Stated goal: Check each line of the material. Copy those containing "circle".

Task input:
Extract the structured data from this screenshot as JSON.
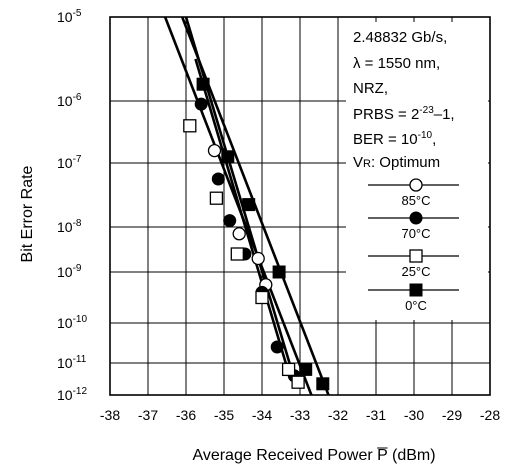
{
  "chart_data": {
    "type": "scatter",
    "xlabel": "Average Received Power",
    "xlabel_symbol": "P",
    "xlabel_unit": "(dBm)",
    "ylabel": "Bit Error Rate",
    "xlim": [
      -38,
      -28
    ],
    "ylim_exp": [
      -12,
      -5
    ],
    "y_scale": "log",
    "grid": true,
    "x_ticks": [
      "-38",
      "-37",
      "-36",
      "-35",
      "-34",
      "-33",
      "-32",
      "-31",
      "-30",
      "-29",
      "-28"
    ],
    "y_ticks": [
      {
        "exp": -5,
        "base": "10",
        "sup": "-5"
      },
      {
        "exp": -6,
        "base": "10",
        "sup": "-6"
      },
      {
        "exp": -7,
        "base": "10",
        "sup": "-7"
      },
      {
        "exp": -8,
        "base": "10",
        "sup": "-8"
      },
      {
        "exp": -9,
        "base": "10",
        "sup": "-9"
      },
      {
        "exp": -10,
        "base": "10",
        "sup": "-10"
      },
      {
        "exp": -11,
        "base": "10",
        "sup": "-11"
      },
      {
        "exp": -12,
        "base": "10",
        "sup": "-12"
      }
    ],
    "annotation": {
      "rate": "2.48832 Gb/s,",
      "wavelength": "λ = 1550 nm,",
      "format": "NRZ,",
      "prbs_prefix": "PRBS = 2",
      "prbs_sup": "-23",
      "prbs_suffix": "–1,",
      "ber_prefix": "BER = 10",
      "ber_sup": "-10",
      "ber_suffix": ",",
      "vr_v": "V",
      "vr_r": "R",
      "vr_rest": ": Optimum"
    },
    "legend_position": "right",
    "series": [
      {
        "name": "85°C",
        "marker": "open-circle",
        "points": [
          [
            -35.25,
            -6.8
          ],
          [
            -34.6,
            -8.15
          ],
          [
            -34.1,
            -8.7
          ],
          [
            -33.9,
            -9.25
          ]
        ],
        "fit": [
          [
            -35.75,
            -5.5
          ],
          [
            -33.3,
            -11.3
          ]
        ]
      },
      {
        "name": "70°C",
        "marker": "filled-circle",
        "points": [
          [
            -35.6,
            -6.05
          ],
          [
            -35.15,
            -7.25
          ],
          [
            -34.85,
            -7.9
          ],
          [
            -34.45,
            -8.6
          ],
          [
            -34.0,
            -9.4
          ],
          [
            -33.6,
            -10.6
          ],
          [
            -33.15,
            -11.4
          ]
        ],
        "fit": [
          [
            -36.0,
            -5.0
          ],
          [
            -33.1,
            -11.7
          ]
        ]
      },
      {
        "name": "25°C",
        "marker": "open-square",
        "points": [
          [
            -35.9,
            -6.4
          ],
          [
            -35.2,
            -7.55
          ],
          [
            -34.65,
            -8.6
          ],
          [
            -34.0,
            -9.5
          ],
          [
            -33.3,
            -11.2
          ],
          [
            -33.05,
            -11.6
          ]
        ],
        "fit": [
          [
            -36.55,
            -5.0
          ],
          [
            -32.7,
            -12.0
          ]
        ]
      },
      {
        "name": "0°C",
        "marker": "filled-square",
        "points": [
          [
            -35.55,
            -5.8
          ],
          [
            -34.9,
            -6.9
          ],
          [
            -34.35,
            -7.65
          ],
          [
            -33.55,
            -9.0
          ],
          [
            -32.85,
            -11.2
          ],
          [
            -32.4,
            -11.65
          ]
        ],
        "fit": [
          [
            -36.1,
            -5.0
          ],
          [
            -32.25,
            -12.0
          ]
        ]
      }
    ]
  }
}
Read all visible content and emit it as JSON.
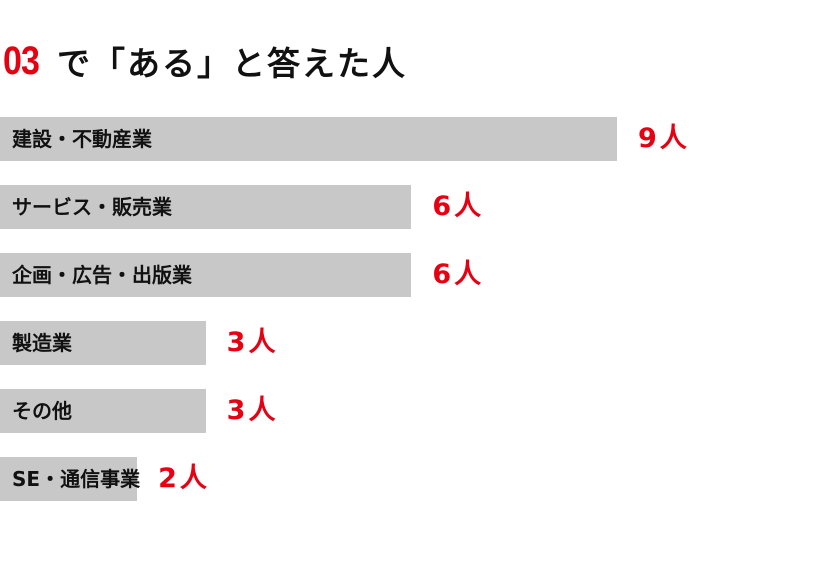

Correct result:
        "marker": "open-circle",
        "marker": "filled-circle",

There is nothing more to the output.